■ What you need to do ■
How many of these lines hold the string "Nauczyciel"? Answer with the number only.

■ Input for this task ■
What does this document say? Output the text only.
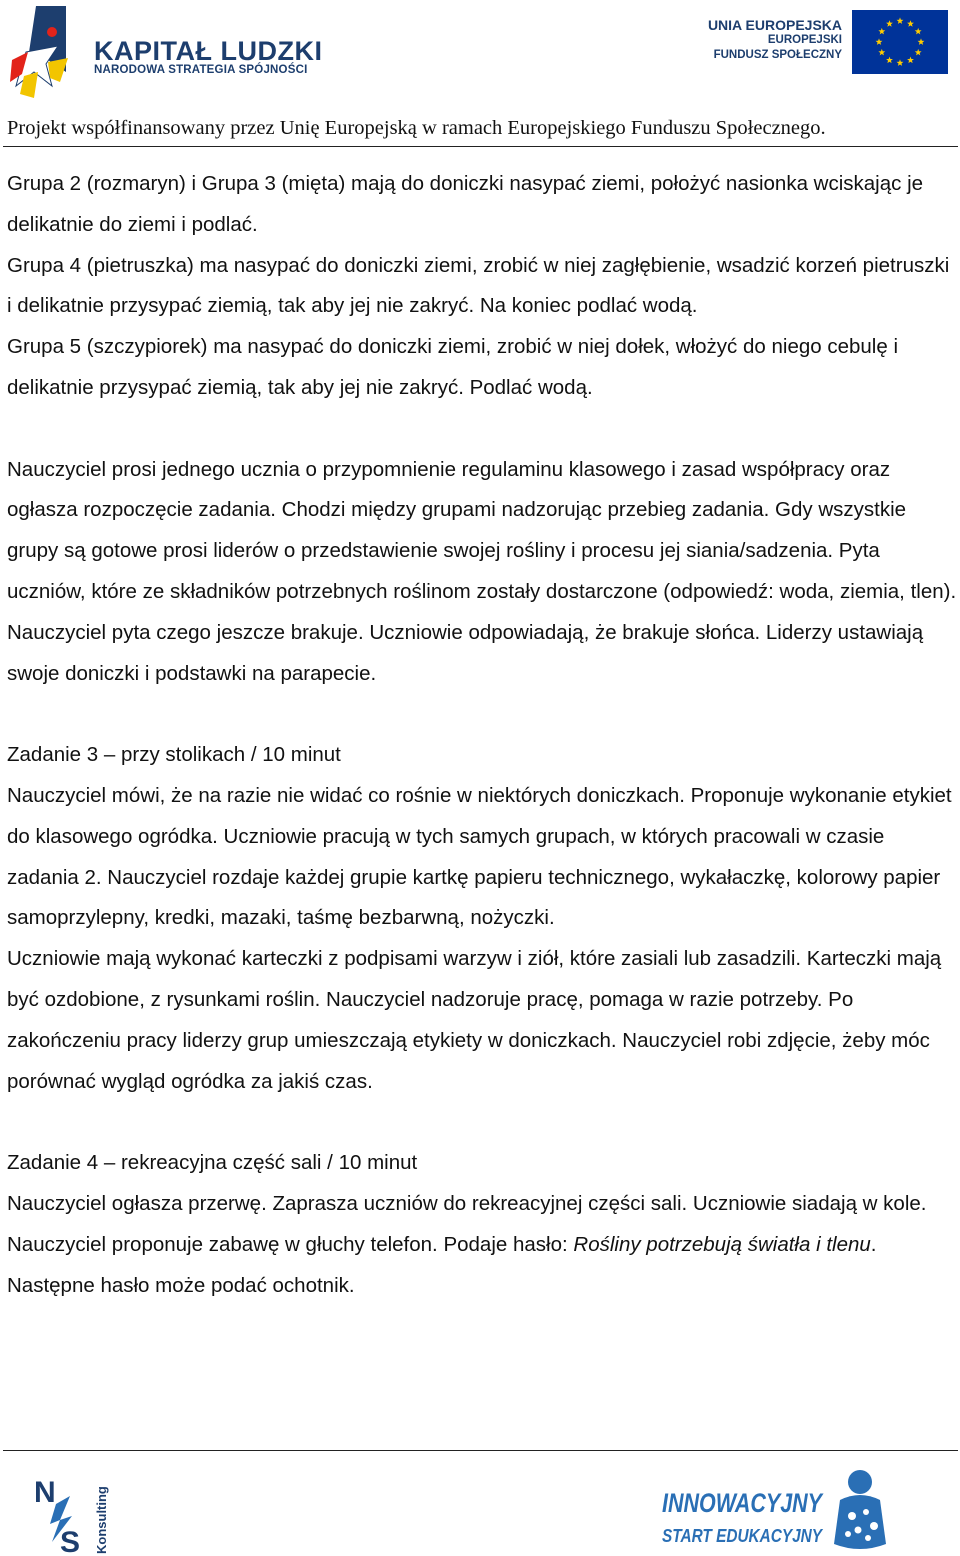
KAPITAŁ LUDZKI
NARODOWA STRATEGIA SPÓJNOŚCI
UNIA EUROPEJSKA
EUROPEJSKI
FUNDUSZ SPOŁECZNY
Projekt współfinansowany przez Unię Europejską w ramach Europejskiego Funduszu Społecznego.

Grupa 2 (rozmaryn) i Grupa 3 (mięta) mają do doniczki nasypać ziemi, położyć nasionka wciskając je delikatnie do ziemi i podlać.

Grupa 4 (pietruszka) ma nasypać do doniczki ziemi, zrobić w niej zagłębienie, wsadzić korzeń pietruszki i delikatnie przysypać ziemią, tak aby jej nie zakryć. Na koniec podlać wodą.

Grupa 5 (szczypiorek) ma nasypać do doniczki ziemi, zrobić w niej dołek, włożyć do niego cebulę i delikatnie przysypać ziemią, tak aby jej nie zakryć. Podlać wodą.

Nauczyciel prosi jednego ucznia o przypomnienie regulaminu klasowego i zasad współpracy oraz ogłasza rozpoczęcie zadania. Chodzi między grupami nadzorując przebieg zadania. Gdy wszystkie grupy są gotowe prosi liderów o przedstawienie swojej rośliny i procesu jej siania/sadzenia. Pyta uczniów, które ze składników potrzebnych roślinom zostały dostarczone (odpowiedź: woda, ziemia, tlen). Nauczyciel pyta czego jeszcze brakuje. Uczniowie odpowiadają, że brakuje słońca. Liderzy ustawiają swoje doniczki i podstawki na parapecie.

Zadanie 3 – przy stolikach / 10 minut

Nauczyciel mówi, że na razie nie widać co rośnie w niektórych doniczkach. Proponuje wykonanie etykiet do klasowego ogródka. Uczniowie pracują w tych samych grupach, w których pracowali w czasie zadania 2. Nauczyciel rozdaje każdej grupie kartkę papieru technicznego, wykałaczkę, kolorowy papier samoprzylepny, kredki, mazaki, taśmę bezbarwną, nożyczki.

Uczniowie mają wykonać karteczki z podpisami warzyw i ziół, które zasiali lub zasadzili. Karteczki mają być ozdobione, z rysunkami roślin. Nauczyciel nadzoruje pracę, pomaga w razie potrzeby. Po zakończeniu pracy liderzy grup umieszczają etykiety w doniczkach. Nauczyciel robi zdjęcie, żeby móc porównać wygląd ogródka za jakiś czas.

Zadanie 4 – rekreacyjna część sali / 10 minut

Nauczyciel ogłasza przerwę. Zaprasza uczniów do rekreacyjnej części sali. Uczniowie siadają w kole. Nauczyciel proponuje zabawę w głuchy telefon. Podaje hasło: Rośliny potrzebują światła i tlenu. Następne hasło może podać ochotnik.

N
S Konsulting	INNOWACYJNY
START EDUKACYJNY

■ Written reply ■
4